• Supplied data:
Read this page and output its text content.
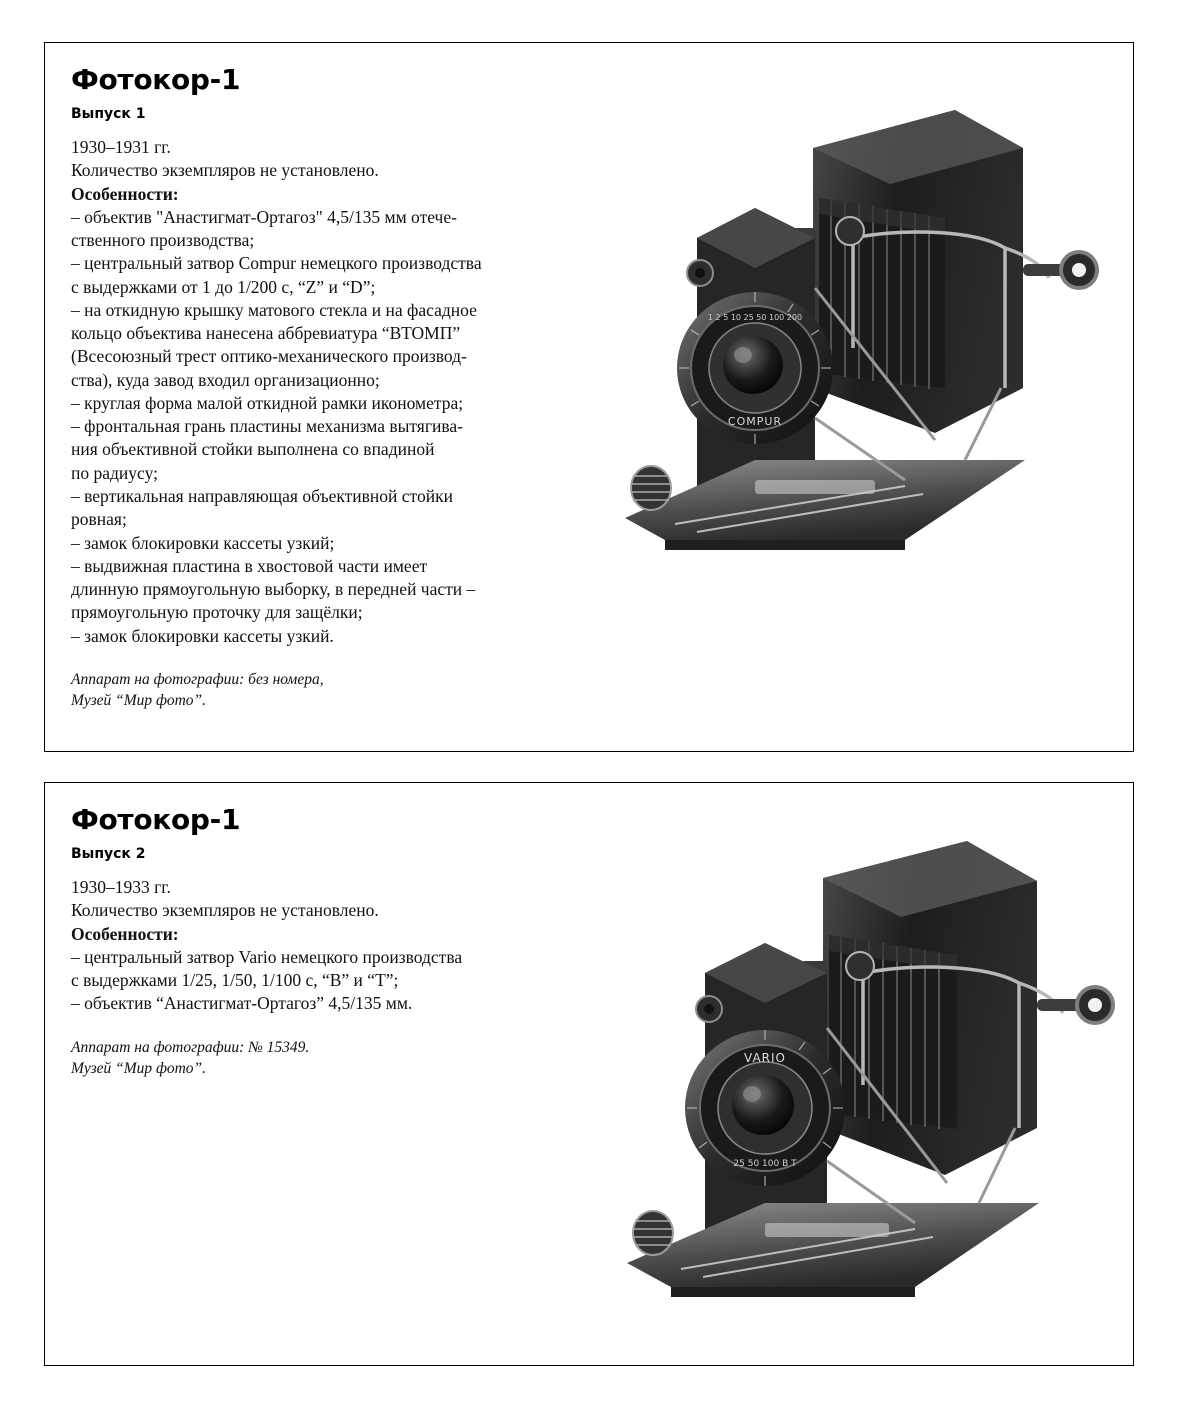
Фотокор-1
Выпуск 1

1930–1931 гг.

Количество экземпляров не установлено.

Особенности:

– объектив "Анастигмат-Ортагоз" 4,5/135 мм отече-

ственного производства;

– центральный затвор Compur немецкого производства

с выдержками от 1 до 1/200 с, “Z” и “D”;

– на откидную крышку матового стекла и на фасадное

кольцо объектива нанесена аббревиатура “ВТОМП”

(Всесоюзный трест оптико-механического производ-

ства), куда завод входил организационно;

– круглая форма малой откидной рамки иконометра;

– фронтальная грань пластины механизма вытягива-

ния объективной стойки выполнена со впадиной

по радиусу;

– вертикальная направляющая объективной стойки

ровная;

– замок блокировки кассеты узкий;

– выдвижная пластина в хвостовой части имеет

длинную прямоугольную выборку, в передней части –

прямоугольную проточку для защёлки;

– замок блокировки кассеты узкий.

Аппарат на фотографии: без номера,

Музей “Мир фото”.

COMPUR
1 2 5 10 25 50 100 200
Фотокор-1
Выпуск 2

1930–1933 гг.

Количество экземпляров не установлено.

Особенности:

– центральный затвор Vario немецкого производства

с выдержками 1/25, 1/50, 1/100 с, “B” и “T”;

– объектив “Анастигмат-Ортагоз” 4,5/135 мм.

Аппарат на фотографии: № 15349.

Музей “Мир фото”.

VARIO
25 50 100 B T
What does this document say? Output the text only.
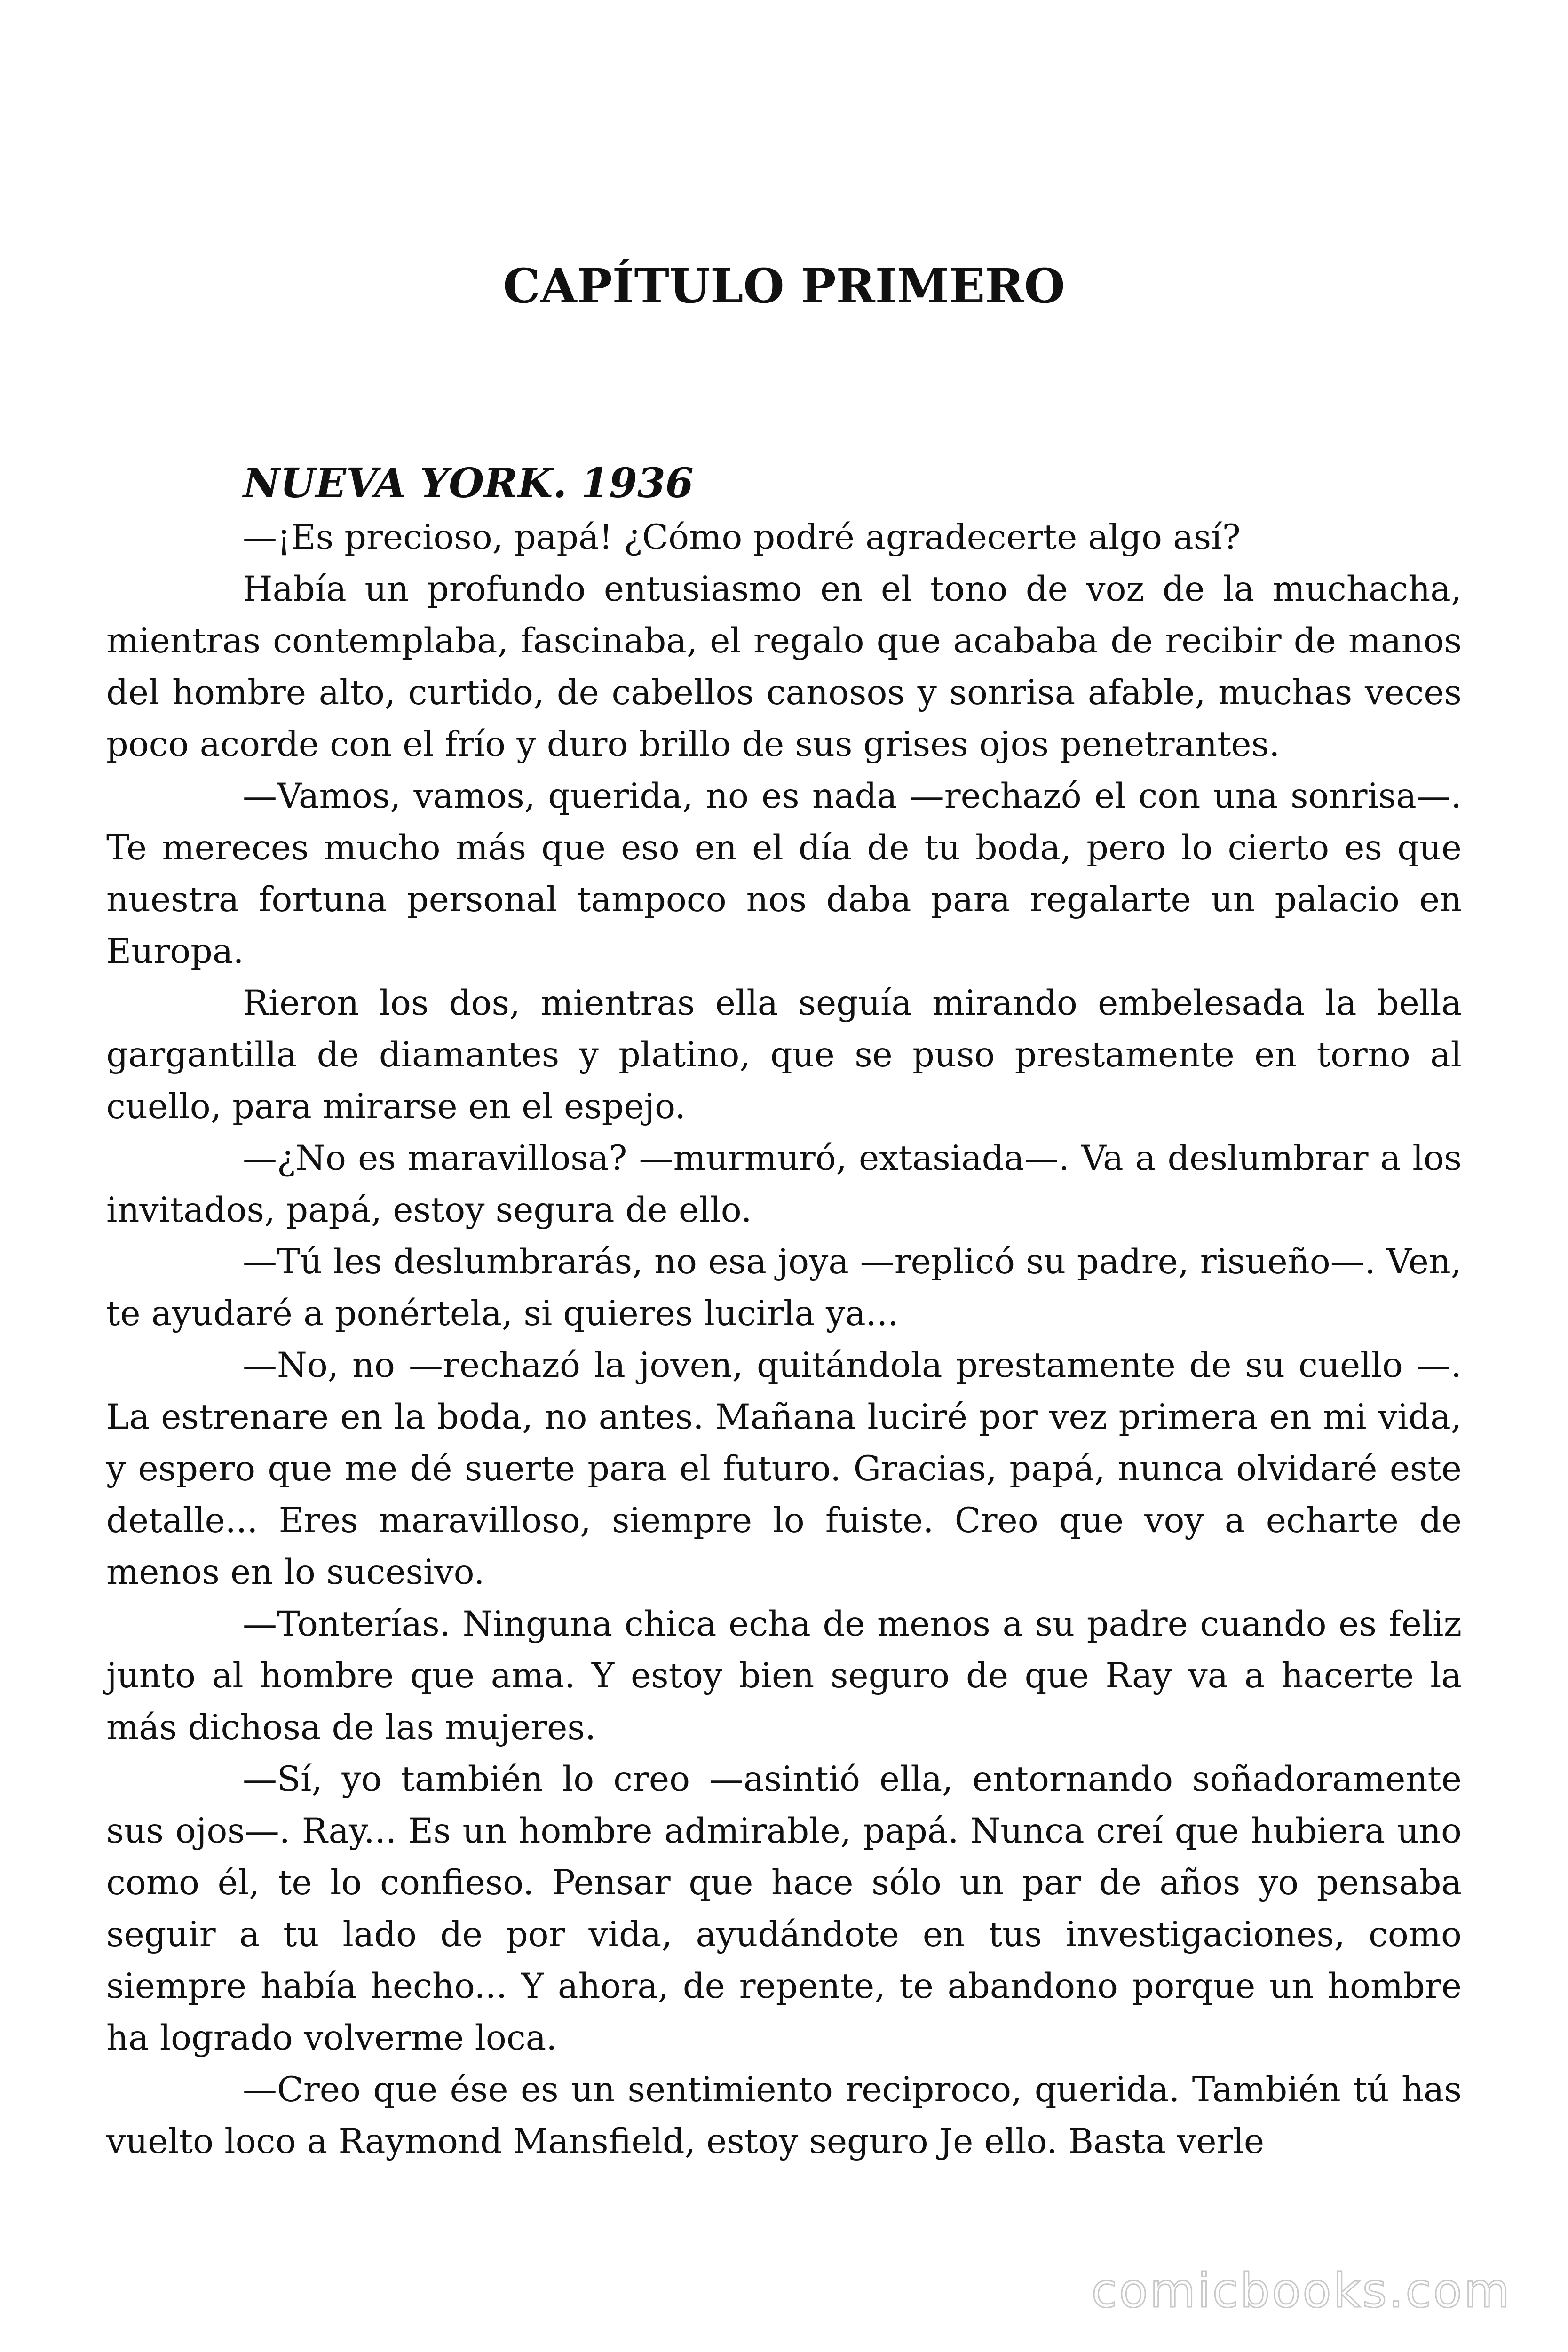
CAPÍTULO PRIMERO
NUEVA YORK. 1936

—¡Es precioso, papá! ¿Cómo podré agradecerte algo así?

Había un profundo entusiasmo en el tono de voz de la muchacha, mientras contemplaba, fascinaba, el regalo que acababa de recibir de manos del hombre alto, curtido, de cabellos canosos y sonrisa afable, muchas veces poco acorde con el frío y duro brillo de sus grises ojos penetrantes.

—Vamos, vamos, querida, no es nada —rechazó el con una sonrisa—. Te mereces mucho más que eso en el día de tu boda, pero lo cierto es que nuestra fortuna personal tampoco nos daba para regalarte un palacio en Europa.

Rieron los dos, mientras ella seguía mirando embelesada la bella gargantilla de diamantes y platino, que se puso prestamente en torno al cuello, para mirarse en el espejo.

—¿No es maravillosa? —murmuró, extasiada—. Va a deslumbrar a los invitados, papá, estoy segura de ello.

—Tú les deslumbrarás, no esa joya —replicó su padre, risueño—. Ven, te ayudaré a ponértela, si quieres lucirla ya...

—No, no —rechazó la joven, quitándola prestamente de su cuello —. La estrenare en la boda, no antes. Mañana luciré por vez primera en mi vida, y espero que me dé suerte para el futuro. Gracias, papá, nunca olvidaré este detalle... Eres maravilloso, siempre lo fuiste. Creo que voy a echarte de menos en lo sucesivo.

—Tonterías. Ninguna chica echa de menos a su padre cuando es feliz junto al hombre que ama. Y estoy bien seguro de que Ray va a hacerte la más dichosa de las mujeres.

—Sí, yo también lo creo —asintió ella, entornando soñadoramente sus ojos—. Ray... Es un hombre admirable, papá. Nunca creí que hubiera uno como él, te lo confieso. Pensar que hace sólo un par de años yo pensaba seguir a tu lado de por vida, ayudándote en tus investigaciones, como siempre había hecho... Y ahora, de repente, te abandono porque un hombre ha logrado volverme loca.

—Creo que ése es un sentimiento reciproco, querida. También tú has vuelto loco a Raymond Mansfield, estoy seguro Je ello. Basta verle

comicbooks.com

• Work instructions: Please set down each line of the data above exactly as written, without the pictures.

• Final result:
Read this page and output its text content.
Фотокор-1
Выпуск 1

1930–1931 гг.

Количество экземпляров не установлено.

Особенности:

– объектив "Анастигмат-Ортагоз" 4,5/135 мм отече-

ственного производства;

– центральный затвор Compur немецкого производства

с выдержками от 1 до 1/200 с, “Z” и “D”;

– на откидную крышку матового стекла и на фасадное

кольцо объектива нанесена аббревиатура “ВТОМП”

(Всесоюзный трест оптико-механического производ-

ства), куда завод входил организационно;

– круглая форма малой откидной рамки иконометра;

– фронтальная грань пластины механизма вытягива-

ния объективной стойки выполнена со впадиной

по радиусу;

– вертикальная направляющая объективной стойки

ровная;

– замок блокировки кассеты узкий;

– выдвижная пластина в хвостовой части имеет

длинную прямоугольную выборку, в передней части –

прямоугольную проточку для защёлки;

– замок блокировки кассеты узкий.

Аппарат на фотографии: без номера,

Музей “Мир фото”.

COMPUR
1 2 5 10 25 50 100 200
Фотокор-1
Выпуск 2

1930–1933 гг.

Количество экземпляров не установлено.

Особенности:

– центральный затвор Vario немецкого производства

с выдержками 1/25, 1/50, 1/100 с, “B” и “T”;

– объектив “Анастигмат-Ортагоз” 4,5/135 мм.

Аппарат на фотографии: № 15349.

Музей “Мир фото”.

VARIO
25 50 100 B T
What does this document say? Output the text only.
CAPÍTULO PRIMERO
NUEVA YORK. 1936

—¡Es precioso, papá! ¿Cómo podré agradecerte algo así?

Había un profundo entusiasmo en el tono de voz de la muchacha, mientras contemplaba, fascinaba, el regalo que acababa de recibir de manos del hombre alto, curtido, de cabellos canosos y sonrisa afable, muchas veces poco acorde con el frío y duro brillo de sus grises ojos penetrantes.

—Vamos, vamos, querida, no es nada —rechazó el con una sonrisa—. Te mereces mucho más que eso en el día de tu boda, pero lo cierto es que nuestra fortuna personal tampoco nos daba para regalarte un palacio en Europa.

Rieron los dos, mientras ella seguía mirando embelesada la bella gargantilla de diamantes y platino, que se puso prestamente en torno al cuello, para mirarse en el espejo.

—¿No es maravillosa? —murmuró, extasiada—. Va a deslumbrar a los invitados, papá, estoy segura de ello.

—Tú les deslumbrarás, no esa joya —replicó su padre, risueño—. Ven, te ayudaré a ponértela, si quieres lucirla ya...

—No, no —rechazó la joven, quitándola prestamente de su cuello —. La estrenare en la boda, no antes. Mañana luciré por vez primera en mi vida, y espero que me dé suerte para el futuro. Gracias, papá, nunca olvidaré este detalle... Eres maravilloso, siempre lo fuiste. Creo que voy a echarte de menos en lo sucesivo.

—Tonterías. Ninguna chica echa de menos a su padre cuando es feliz junto al hombre que ama. Y estoy bien seguro de que Ray va a hacerte la más dichosa de las mujeres.

—Sí, yo también lo creo —asintió ella, entornando soñadoramente sus ojos—. Ray... Es un hombre admirable, papá. Nunca creí que hubiera uno como él, te lo confieso. Pensar que hace sólo un par de años yo pensaba seguir a tu lado de por vida, ayudándote en tus investigaciones, como siempre había hecho... Y ahora, de repente, te abandono porque un hombre ha logrado volverme loca.

—Creo que ése es un sentimiento reciproco, querida. También tú has vuelto loco a Raymond Mansfield, estoy seguro Je ello. Basta verle

comicbooks.com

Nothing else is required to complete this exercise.